TASK REQUIREMENTS:
Without including any images, repeat the data exactly.

Data entries
____________________

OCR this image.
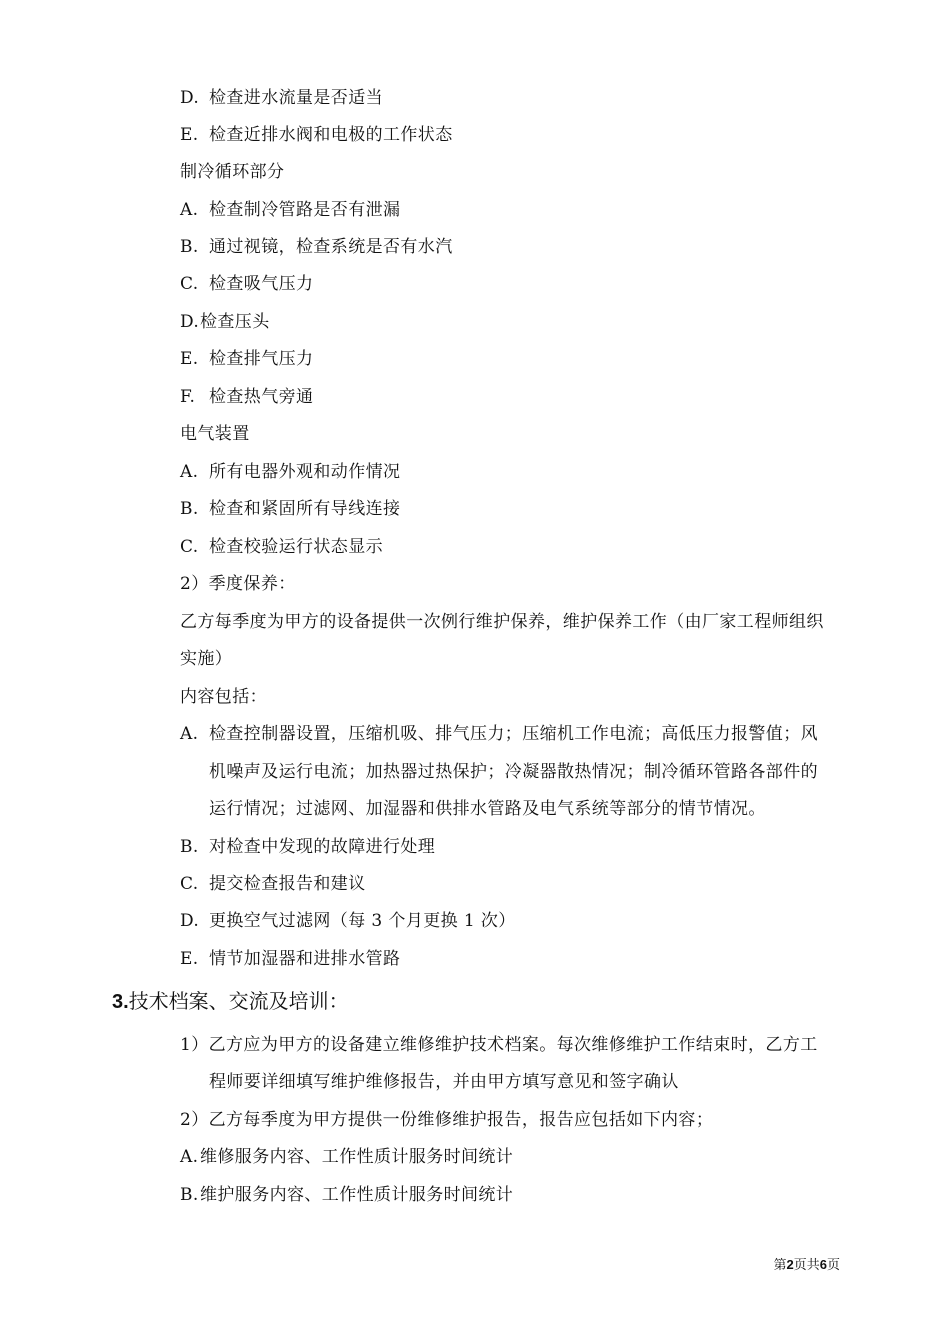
D. 检查进水流量是否适当
E. 检查近排水阀和电极的工作状态
制冷循环部分
A. 检查制冷管路是否有泄漏
B. 通过视镜，检查系统是否有水汽
C. 检查吸气压力
D.检查压头
E. 检查排气压力
F. 检查热气旁通
电气装置
A. 所有电器外观和动作情况
B. 检查和紧固所有导线连接
C. 检查校验运行状态显示
2）季度保养：
乙方每季度为甲方的设备提供一次例行维护保养，维护保养工作（由厂家工程师组织
实施）
内容包括：
A. 检查控制器设置，压缩机吸、排气压力；压缩机工作电流；高低压力报警值；风
机噪声及运行电流；加热器过热保护；冷凝器散热情况；制冷循环管路各部件的
运行情况；过滤网、加湿器和供排水管路及电气系统等部分的情节情况。
B. 对检查中发现的故障进行处理
C. 提交检查报告和建议
D. 更换空气过滤网（每 3 个月更换 1 次）
E. 情节加湿器和进排水管路
3.技术档案、交流及培训：
1）乙方应为甲方的设备建立维修维护技术档案。每次维修维护工作结束时，乙方工
程师要详细填写维护维修报告，并由甲方填写意见和签字确认
2）乙方每季度为甲方提供一份维修维护报告，报告应包括如下内容；
A.维修服务内容、工作性质计服务时间统计
B.维护服务内容、工作性质计服务时间统计
第2页共6页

____________________

SOLUTION TO THIS TASK:
OCR this image.
D. 检查进水流量是否适当
E. 检查近排水阀和电极的工作状态
制冷循环部分
A. 检查制冷管路是否有泄漏
B. 通过视镜，检查系统是否有水汽
C. 检查吸气压力
D.检查压头
E. 检查排气压力
F. 检查热气旁通
电气装置
A. 所有电器外观和动作情况
B. 检查和紧固所有导线连接
C. 检查校验运行状态显示
2）季度保养：
乙方每季度为甲方的设备提供一次例行维护保养，维护保养工作（由厂家工程师组织
实施）
内容包括：
A. 检查控制器设置，压缩机吸、排气压力；压缩机工作电流；高低压力报警值；风
机噪声及运行电流；加热器过热保护；冷凝器散热情况；制冷循环管路各部件的
运行情况；过滤网、加湿器和供排水管路及电气系统等部分的情节情况。
B. 对检查中发现的故障进行处理
C. 提交检查报告和建议
D. 更换空气过滤网（每 3 个月更换 1 次）
E. 情节加湿器和进排水管路
3.技术档案、交流及培训：
1）乙方应为甲方的设备建立维修维护技术档案。每次维修维护工作结束时，乙方工
程师要详细填写维护维修报告，并由甲方填写意见和签字确认
2）乙方每季度为甲方提供一份维修维护报告，报告应包括如下内容；
A.维修服务内容、工作性质计服务时间统计
B.维护服务内容、工作性质计服务时间统计
第2页共6页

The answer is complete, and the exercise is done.